─── SOURCE DATA ───

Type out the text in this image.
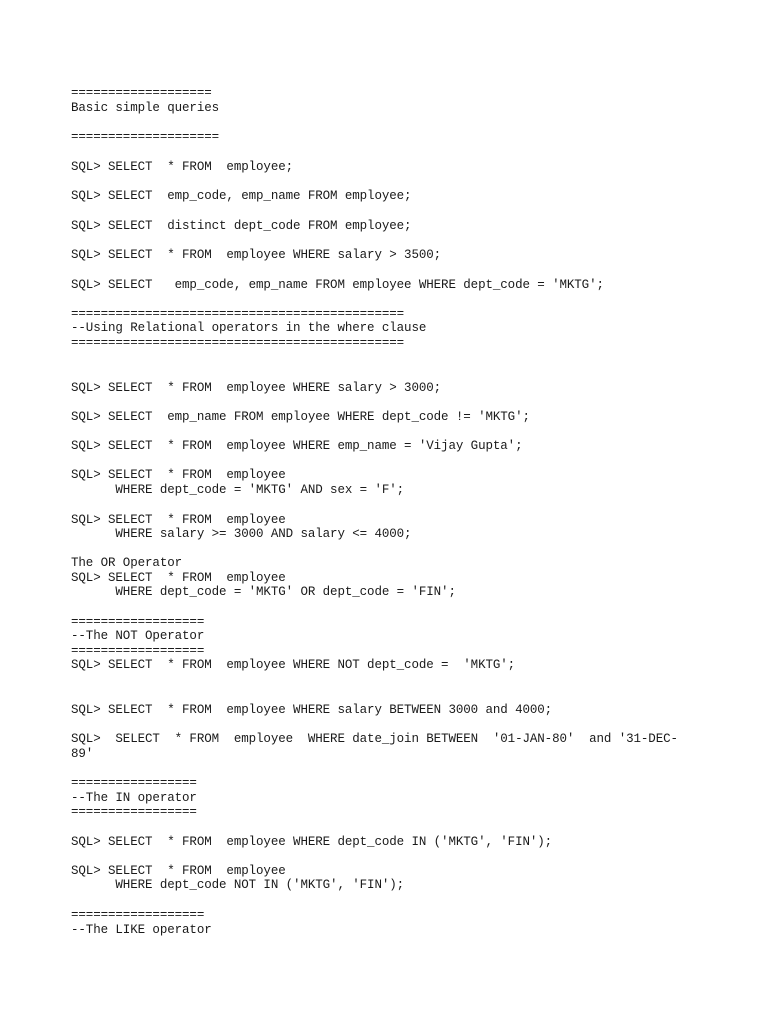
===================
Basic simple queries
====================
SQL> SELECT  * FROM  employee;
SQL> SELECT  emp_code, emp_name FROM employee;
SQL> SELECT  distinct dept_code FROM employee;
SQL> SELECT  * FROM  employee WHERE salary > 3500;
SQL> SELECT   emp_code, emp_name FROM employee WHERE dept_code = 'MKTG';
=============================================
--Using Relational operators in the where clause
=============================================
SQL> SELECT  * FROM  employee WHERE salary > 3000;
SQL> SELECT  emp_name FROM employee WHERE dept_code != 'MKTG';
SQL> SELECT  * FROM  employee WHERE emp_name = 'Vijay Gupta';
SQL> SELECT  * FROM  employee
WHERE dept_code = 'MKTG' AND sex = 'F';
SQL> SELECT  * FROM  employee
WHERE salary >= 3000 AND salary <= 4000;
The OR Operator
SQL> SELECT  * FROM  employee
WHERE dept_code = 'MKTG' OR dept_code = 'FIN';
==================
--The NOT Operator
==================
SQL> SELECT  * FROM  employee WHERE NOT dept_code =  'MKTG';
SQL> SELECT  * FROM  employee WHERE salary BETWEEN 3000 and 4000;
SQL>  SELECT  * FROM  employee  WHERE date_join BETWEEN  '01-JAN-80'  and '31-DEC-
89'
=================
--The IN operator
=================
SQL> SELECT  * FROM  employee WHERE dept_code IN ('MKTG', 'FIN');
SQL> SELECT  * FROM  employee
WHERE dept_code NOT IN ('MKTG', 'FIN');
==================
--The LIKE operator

───
─── SOURCE DATA ───

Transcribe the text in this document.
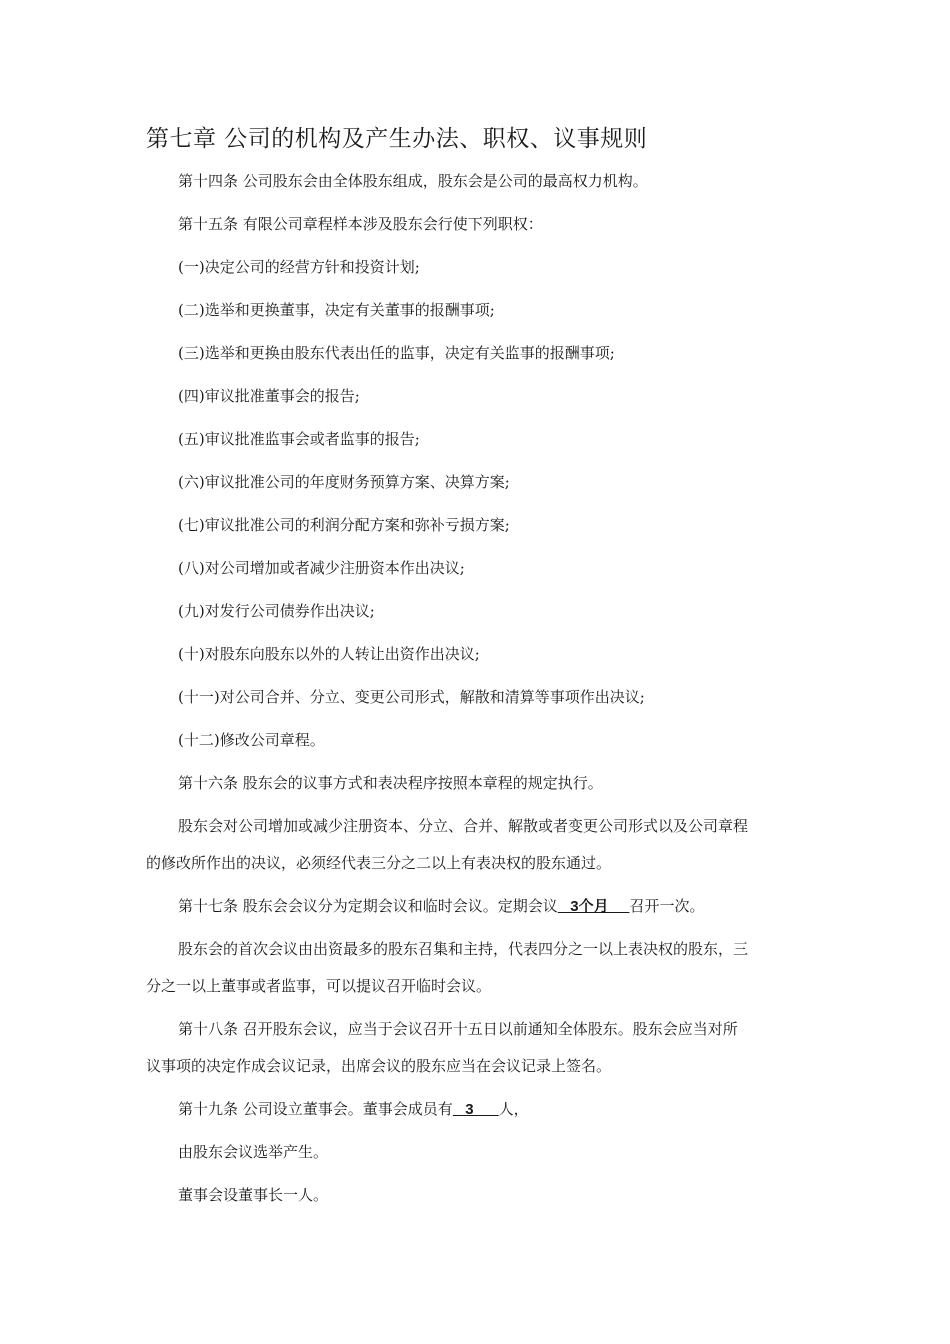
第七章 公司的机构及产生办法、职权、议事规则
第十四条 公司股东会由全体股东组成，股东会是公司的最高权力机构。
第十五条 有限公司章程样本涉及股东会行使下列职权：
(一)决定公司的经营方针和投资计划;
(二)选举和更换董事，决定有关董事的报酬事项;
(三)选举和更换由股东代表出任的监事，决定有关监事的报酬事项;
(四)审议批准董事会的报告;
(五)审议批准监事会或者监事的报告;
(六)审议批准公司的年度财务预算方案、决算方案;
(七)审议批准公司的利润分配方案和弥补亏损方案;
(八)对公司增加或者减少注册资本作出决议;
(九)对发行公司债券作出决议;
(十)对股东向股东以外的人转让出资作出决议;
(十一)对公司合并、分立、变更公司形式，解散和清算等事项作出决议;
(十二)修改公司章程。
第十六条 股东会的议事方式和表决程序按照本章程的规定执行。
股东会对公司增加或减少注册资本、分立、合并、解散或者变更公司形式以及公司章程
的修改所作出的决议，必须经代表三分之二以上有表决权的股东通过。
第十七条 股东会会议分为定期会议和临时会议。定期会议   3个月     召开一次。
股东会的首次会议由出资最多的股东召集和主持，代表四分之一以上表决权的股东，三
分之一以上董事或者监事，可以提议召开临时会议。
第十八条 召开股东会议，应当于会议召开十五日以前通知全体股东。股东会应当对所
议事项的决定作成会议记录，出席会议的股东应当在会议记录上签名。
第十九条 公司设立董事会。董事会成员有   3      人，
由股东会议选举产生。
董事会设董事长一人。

───

Count each line of the data where the word "this" appears, then reply with the total only.

2